Stored items from a collection
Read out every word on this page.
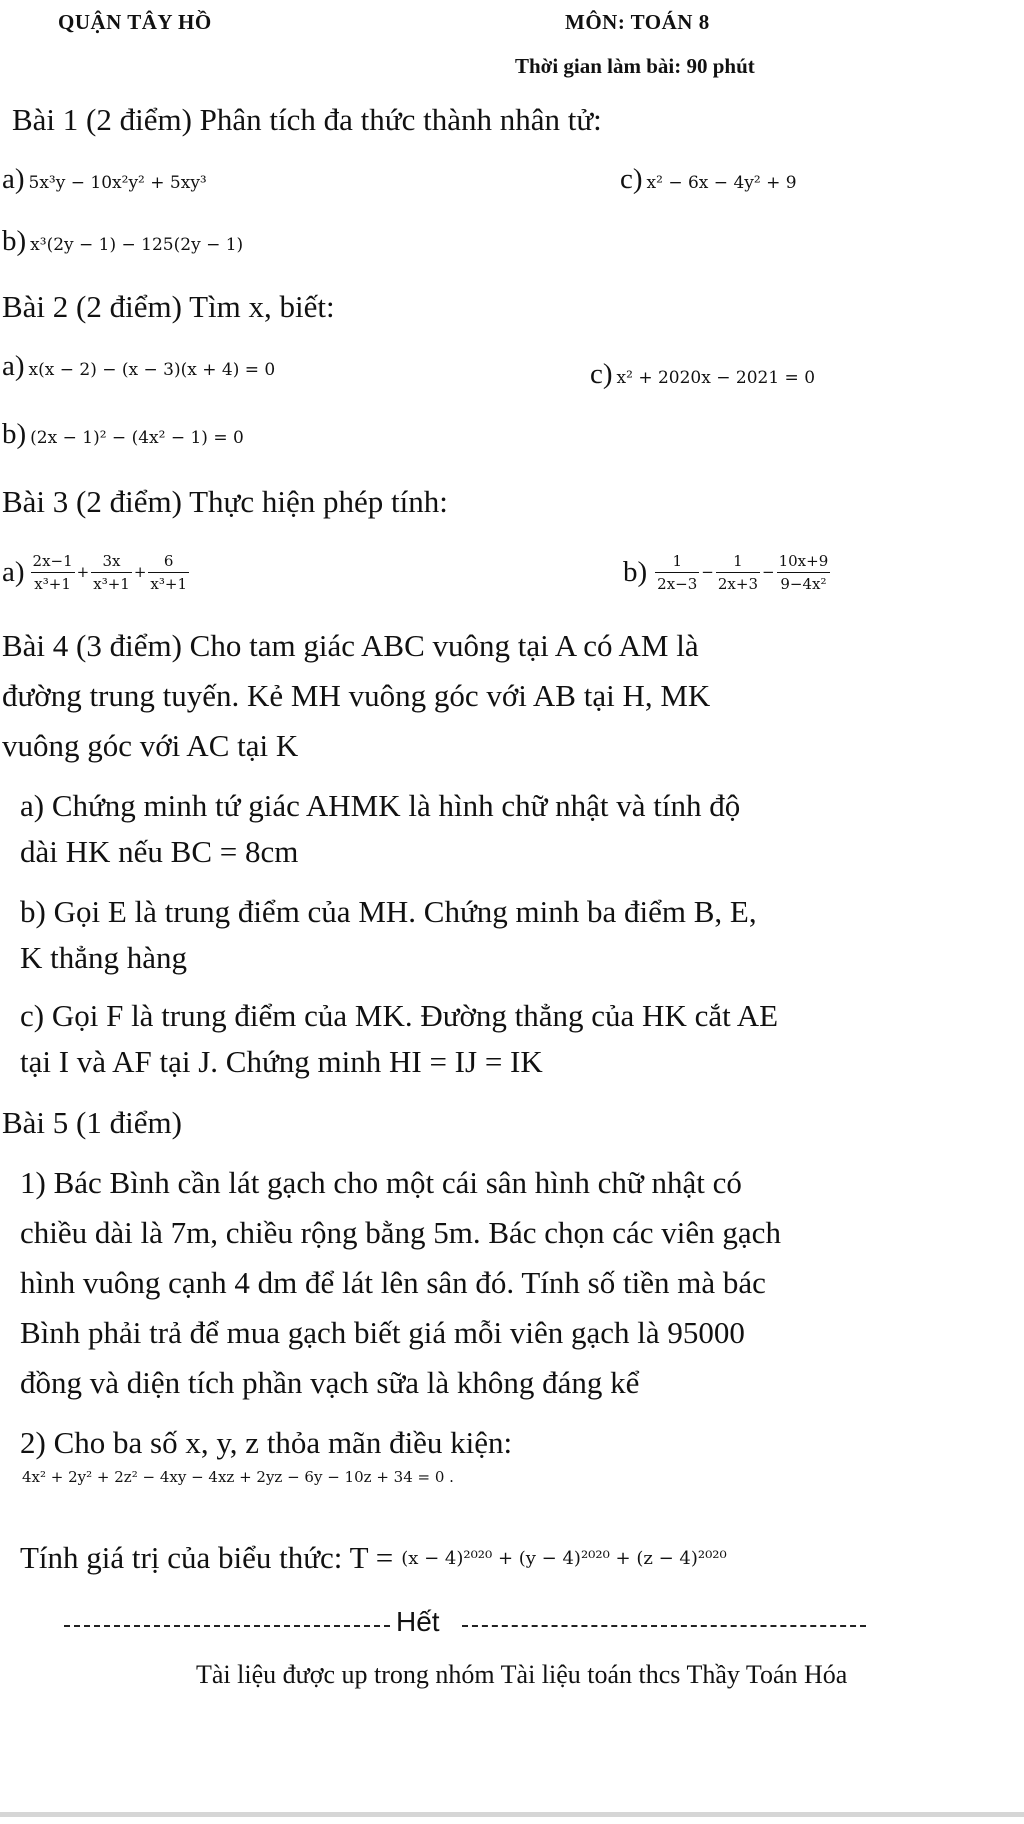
QUẬN TÂY HỒ	MÔN: TOÁN 8
Thời gian làm bài: 90 phút
Bài 1 (2 điểm) Phân tích đa thức thành nhân tử:
a) 5x³y − 10x²y² + 5xy³	c) x² − 6x − 4y² + 9
b) x³(2y − 1) − 125(2y − 1)
Bài 2 (2 điểm) Tìm x, biết:
a) x(x − 2) − (x − 3)(x + 4) = 0	c) x² + 2020x − 2021 = 0
b) (2x − 1)² − (4x² − 1) = 0
Bài 3 (2 điểm) Thực hiện phép tính:
$a) \frac{2x-1}{\text{x³+1}} + \frac{3x}{\text{x³+1}} + \frac{6}{\text{x³+1}}$	$b) \frac{1}{2x-3} - \frac{1}{2x+3} - \frac{10x+9}{\text{9−4x²}}$
Bài 4 (3 điểm) Cho tam giác ABC vuông tại A có AM là
đường trung tuyến. Kẻ MH vuông góc với AB tại H, MK
vuông góc với AC tại K
a) Chứng minh tứ giác AHMK là hình chữ nhật và tính độ
dài HK nếu BC = 8cm
b) Gọi E là trung điểm của MH. Chứng minh ba điểm B, E,
K thẳng hàng
c) Gọi F là trung điểm của MK. Đường thẳng của HK cắt AE
tại I và AF tại J. Chứng minh HI = IJ = IK
Bài 5 (1 điểm)
1) Bác Bình cần lát gạch cho một cái sân hình chữ nhật có
chiều dài là 7m, chiều rộng bằng 5m. Bác chọn các viên gạch
hình vuông cạnh 4 dm để lát lên sân đó. Tính số tiền mà bác
Bình phải trả để mua gạch biết giá mỗi viên gạch là 95000
đồng và diện tích phần vạch sữa là không đáng kể
2) Cho ba số x, y, z thỏa mãn điều kiện:
4x² + 2y² + 2z² − 4xy − 4xz + 2yz − 6y − 10z + 34 = 0 .
Tính giá trị của biểu thức: T = (x − 4)²⁰²⁰ + (y − 4)²⁰²⁰ + (z − 4)²⁰²⁰
Hết
Tài liệu được up trong nhóm Tài liệu toán thcs Thầy Toán Hóa
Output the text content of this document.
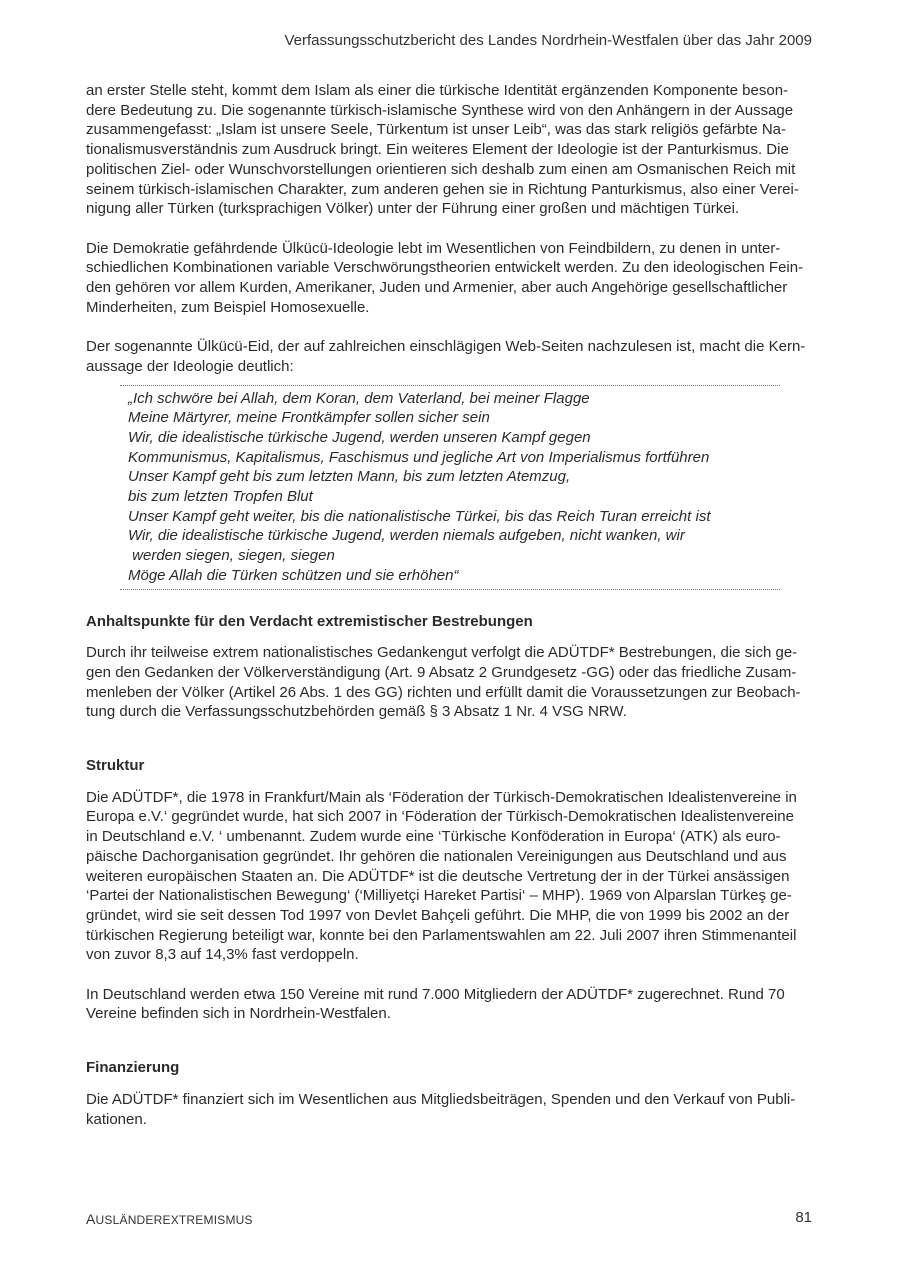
Verfassungsschutzbericht des Landes Nordrhein-Westfalen über das Jahr 2009
an erster Stelle steht, kommt dem Islam als einer die türkische Identität ergänzenden Komponente beson-
dere Bedeutung zu. Die sogenannte türkisch-islamische Synthese wird von den Anhängern in der Aussage
zusammengefasst: „Islam ist unsere Seele, Türkentum ist unser Leib“, was das stark religiös gefärbte Na-
tionalismusverständnis zum Ausdruck bringt. Ein weiteres Element der Ideologie ist der Panturkismus. Die
politischen Ziel- oder Wunschvorstellungen orientieren sich deshalb zum einen am Osmanischen Reich mit
seinem türkisch-islamischen Charakter, zum anderen gehen sie in Richtung Panturkismus, also einer Verei-
nigung aller Türken (turksprachigen Völker) unter der Führung einer großen und mächtigen Türkei.
Die Demokratie gefährdende Ülkücü-Ideologie lebt im Wesentlichen von Feindbildern, zu denen in unter-
schiedlichen Kombinationen variable Verschwörungstheorien entwickelt werden. Zu den ideologischen Fein-
den gehören vor allem Kurden, Amerikaner, Juden und Armenier, aber auch Angehörige gesellschaftlicher
Minderheiten, zum Beispiel Homosexuelle.
Der sogenannte Ülkücü-Eid, der auf zahlreichen einschlägigen Web-Seiten nachzulesen ist, macht die Kern-
aussage der Ideologie deutlich:
„Ich schwöre bei Allah, dem Koran, dem Vaterland, bei meiner Flagge
Meine Märtyrer, meine Frontkämpfer sollen sicher sein
Wir, die idealistische türkische Jugend, werden unseren Kampf gegen
Kommunismus, Kapitalismus, Faschismus und jegliche Art von Imperialismus fortführen
Unser Kampf geht bis zum letzten Mann, bis zum letzten Atemzug,
bis zum letzten Tropfen Blut
Unser Kampf geht weiter, bis die nationalistische Türkei, bis das Reich Turan erreicht ist
Wir, die idealistische türkische Jugend, werden niemals aufgeben, nicht wanken, wir
werden siegen, siegen, siegen
Möge Allah die Türken schützen und sie erhöhen“
Anhaltspunkte für den Verdacht extremistischer Bestrebungen
Durch ihr teilweise extrem nationalistisches Gedankengut verfolgt die ADÜTDF* Bestrebungen, die sich ge-
gen den Gedanken der Völkerverständigung (Art. 9 Absatz 2 Grundgesetz -GG) oder das friedliche Zusam-
menleben der Völker (Artikel 26 Abs. 1 des GG) richten und erfüllt damit die Voraussetzungen zur Beobach-
tung durch die Verfassungsschutzbehörden gemäß § 3 Absatz 1 Nr. 4 VSG NRW.
Struktur
Die ADÜTDF*, die 1978 in Frankfurt/Main als ‘Föderation der Türkisch-Demokratischen Idealistenvereine in
Europa e.V.‘ gegründet wurde, hat sich 2007 in ‘Föderation der Türkisch-Demokratischen Idealistenvereine
in Deutschland e.V. ‘ umbenannt. Zudem wurde eine ‘Türkische Konföderation in Europa‘ (ATK) als euro-
päische Dachorganisation gegründet. Ihr gehören die nationalen Vereinigungen aus Deutschland und aus
weiteren europäischen Staaten an. Die ADÜTDF* ist die deutsche Vertretung der in der Türkei ansässigen
‘Partei der Nationalistischen Bewegung‘ (‘Milliyetçi Hareket Partisi‘ – MHP). 1969 von Alparslan Türkeş ge-
gründet, wird sie seit dessen Tod 1997 von Devlet Bahçeli geführt. Die MHP, die von 1999 bis 2002 an der
türkischen Regierung beteiligt war, konnte bei den Parlamentswahlen am 22. Juli 2007 ihren Stimmenanteil
von zuvor 8,3 auf 14,3% fast verdoppeln.
In Deutschland werden etwa 150 Vereine mit rund 7.000 Mitgliedern der ADÜTDF* zugerechnet. Rund 70
Vereine befinden sich in Nordrhein-Westfalen.
Finanzierung
Die ADÜTDF* finanziert sich im Wesentlichen aus Mitgliedsbeiträgen, Spenden und den Verkauf von Publi-
kationen.
AUSLÄNDEREXTREMISMUS	81
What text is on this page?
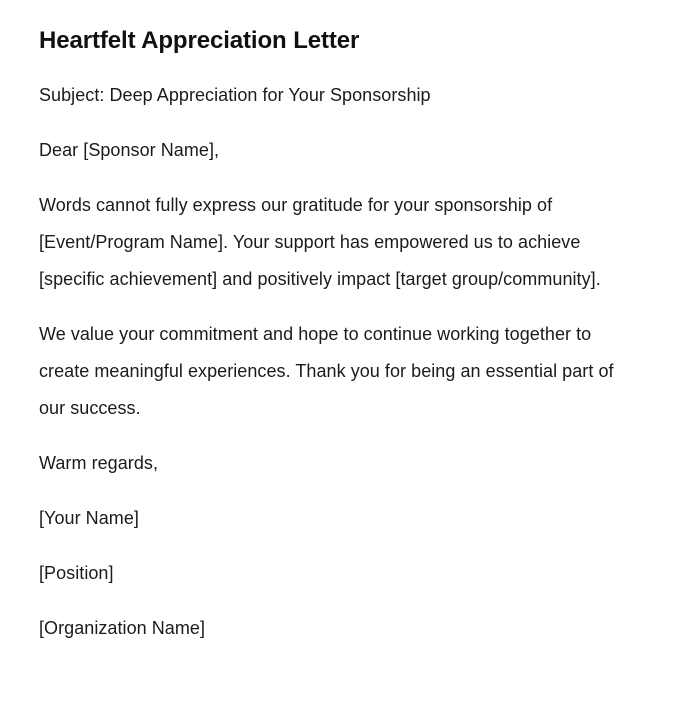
Heartfelt Appreciation Letter

Subject: Deep Appreciation for Your Sponsorship

Dear [Sponsor Name],

Words cannot fully express our gratitude for your sponsorship of [Event/Program Name]. Your support has empowered us to achieve [specific achievement] and positively impact [target group/community].

We value your commitment and hope to continue working together to create meaningful experiences. Thank you for being an essential part of our success.

Warm regards,

[Your Name]

[Position]

[Organization Name]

» WHAT IS BEING ASKED: Write out the listing above exactly as it stands, pictures excluded.

» PROBLEM SOLUTION:
Read out every word on this page.
QUẬN TÂY HỒ	MÔN: TOÁN 8
Thời gian làm bài: 90 phút
Bài 1 (2 điểm) Phân tích đa thức thành nhân tử:
a) 5x³y − 10x²y² + 5xy³	c) x² − 6x − 4y² + 9
b) x³(2y − 1) − 125(2y − 1)
Bài 2 (2 điểm) Tìm x, biết:
a) x(x − 2) − (x − 3)(x + 4) = 0	c) x² + 2020x − 2021 = 0
b) (2x − 1)² − (4x² − 1) = 0
Bài 3 (2 điểm) Thực hiện phép tính:
$a) \frac{2x-1}{\text{x³+1}} + \frac{3x}{\text{x³+1}} + \frac{6}{\text{x³+1}}$	$b) \frac{1}{2x-3} - \frac{1}{2x+3} - \frac{10x+9}{\text{9−4x²}}$
Bài 4 (3 điểm) Cho tam giác ABC vuông tại A có AM là
đường trung tuyến. Kẻ MH vuông góc với AB tại H, MK
vuông góc với AC tại K
a) Chứng minh tứ giác AHMK là hình chữ nhật và tính độ
dài HK nếu BC = 8cm
b) Gọi E là trung điểm của MH. Chứng minh ba điểm B, E,
K thẳng hàng
c) Gọi F là trung điểm của MK. Đường thẳng của HK cắt AE
tại I và AF tại J. Chứng minh HI = IJ = IK
Bài 5 (1 điểm)
1) Bác Bình cần lát gạch cho một cái sân hình chữ nhật có
chiều dài là 7m, chiều rộng bằng 5m. Bác chọn các viên gạch
hình vuông cạnh 4 dm để lát lên sân đó. Tính số tiền mà bác
Bình phải trả để mua gạch biết giá mỗi viên gạch là 95000
đồng và diện tích phần vạch sữa là không đáng kể
2) Cho ba số x, y, z thỏa mãn điều kiện:
4x² + 2y² + 2z² − 4xy − 4xz + 2yz − 6y − 10z + 34 = 0 .
Tính giá trị của biểu thức: T = (x − 4)²⁰²⁰ + (y − 4)²⁰²⁰ + (z − 4)²⁰²⁰
Hết
Tài liệu được up trong nhóm Tài liệu toán thcs Thầy Toán Hóa
Output the text content of this document.
Verfassungsschutzbericht des Landes Nordrhein-Westfalen über das Jahr 2009
an erster Stelle steht, kommt dem Islam als einer die türkische Identität ergänzenden Komponente beson-
dere Bedeutung zu. Die sogenannte türkisch-islamische Synthese wird von den Anhängern in der Aussage
zusammengefasst: „Islam ist unsere Seele, Türkentum ist unser Leib“, was das stark religiös gefärbte Na-
tionalismusverständnis zum Ausdruck bringt. Ein weiteres Element der Ideologie ist der Panturkismus. Die
politischen Ziel- oder Wunschvorstellungen orientieren sich deshalb zum einen am Osmanischen Reich mit
seinem türkisch-islamischen Charakter, zum anderen gehen sie in Richtung Panturkismus, also einer Verei-
nigung aller Türken (turksprachigen Völker) unter der Führung einer großen und mächtigen Türkei.
Die Demokratie gefährdende Ülkücü-Ideologie lebt im Wesentlichen von Feindbildern, zu denen in unter-
schiedlichen Kombinationen variable Verschwörungstheorien entwickelt werden. Zu den ideologischen Fein-
den gehören vor allem Kurden, Amerikaner, Juden und Armenier, aber auch Angehörige gesellschaftlicher
Minderheiten, zum Beispiel Homosexuelle.
Der sogenannte Ülkücü-Eid, der auf zahlreichen einschlägigen Web-Seiten nachzulesen ist, macht die Kern-
aussage der Ideologie deutlich:
„Ich schwöre bei Allah, dem Koran, dem Vaterland, bei meiner Flagge
Meine Märtyrer, meine Frontkämpfer sollen sicher sein
Wir, die idealistische türkische Jugend, werden unseren Kampf gegen
Kommunismus, Kapitalismus, Faschismus und jegliche Art von Imperialismus fortführen
Unser Kampf geht bis zum letzten Mann, bis zum letzten Atemzug,
bis zum letzten Tropfen Blut
Unser Kampf geht weiter, bis die nationalistische Türkei, bis das Reich Turan erreicht ist
Wir, die idealistische türkische Jugend, werden niemals aufgeben, nicht wanken, wir
werden siegen, siegen, siegen
Möge Allah die Türken schützen und sie erhöhen“
Anhaltspunkte für den Verdacht extremistischer Bestrebungen
Durch ihr teilweise extrem nationalistisches Gedankengut verfolgt die ADÜTDF* Bestrebungen, die sich ge-
gen den Gedanken der Völkerverständigung (Art. 9 Absatz 2 Grundgesetz -GG) oder das friedliche Zusam-
menleben der Völker (Artikel 26 Abs. 1 des GG) richten und erfüllt damit die Voraussetzungen zur Beobach-
tung durch die Verfassungsschutzbehörden gemäß § 3 Absatz 1 Nr. 4 VSG NRW.
Struktur
Die ADÜTDF*, die 1978 in Frankfurt/Main als ‘Föderation der Türkisch-Demokratischen Idealistenvereine in
Europa e.V.‘ gegründet wurde, hat sich 2007 in ‘Föderation der Türkisch-Demokratischen Idealistenvereine
in Deutschland e.V. ‘ umbenannt. Zudem wurde eine ‘Türkische Konföderation in Europa‘ (ATK) als euro-
päische Dachorganisation gegründet. Ihr gehören die nationalen Vereinigungen aus Deutschland und aus
weiteren europäischen Staaten an. Die ADÜTDF* ist die deutsche Vertretung der in der Türkei ansässigen
‘Partei der Nationalistischen Bewegung‘ (‘Milliyetçi Hareket Partisi‘ – MHP). 1969 von Alparslan Türkeş ge-
gründet, wird sie seit dessen Tod 1997 von Devlet Bahçeli geführt. Die MHP, die von 1999 bis 2002 an der
türkischen Regierung beteiligt war, konnte bei den Parlamentswahlen am 22. Juli 2007 ihren Stimmenanteil
von zuvor 8,3 auf 14,3% fast verdoppeln.
In Deutschland werden etwa 150 Vereine mit rund 7.000 Mitgliedern der ADÜTDF* zugerechnet. Rund 70
Vereine befinden sich in Nordrhein-Westfalen.
Finanzierung
Die ADÜTDF* finanziert sich im Wesentlichen aus Mitgliedsbeiträgen, Spenden und den Verkauf von Publi-
kationen.
AUSLÄNDEREXTREMISMUS	81
What text is on this page?
Heartfelt Appreciation Letter

Subject: Deep Appreciation for Your Sponsorship

Dear [Sponsor Name],

Words cannot fully express our gratitude for your sponsorship of [Event/Program Name]. Your support has empowered us to achieve [specific achievement] and positively impact [target group/community].

We value your commitment and hope to continue working together to create meaningful experiences. Thank you for being an essential part of our success.

Warm regards,

[Your Name]

[Position]

[Organization Name]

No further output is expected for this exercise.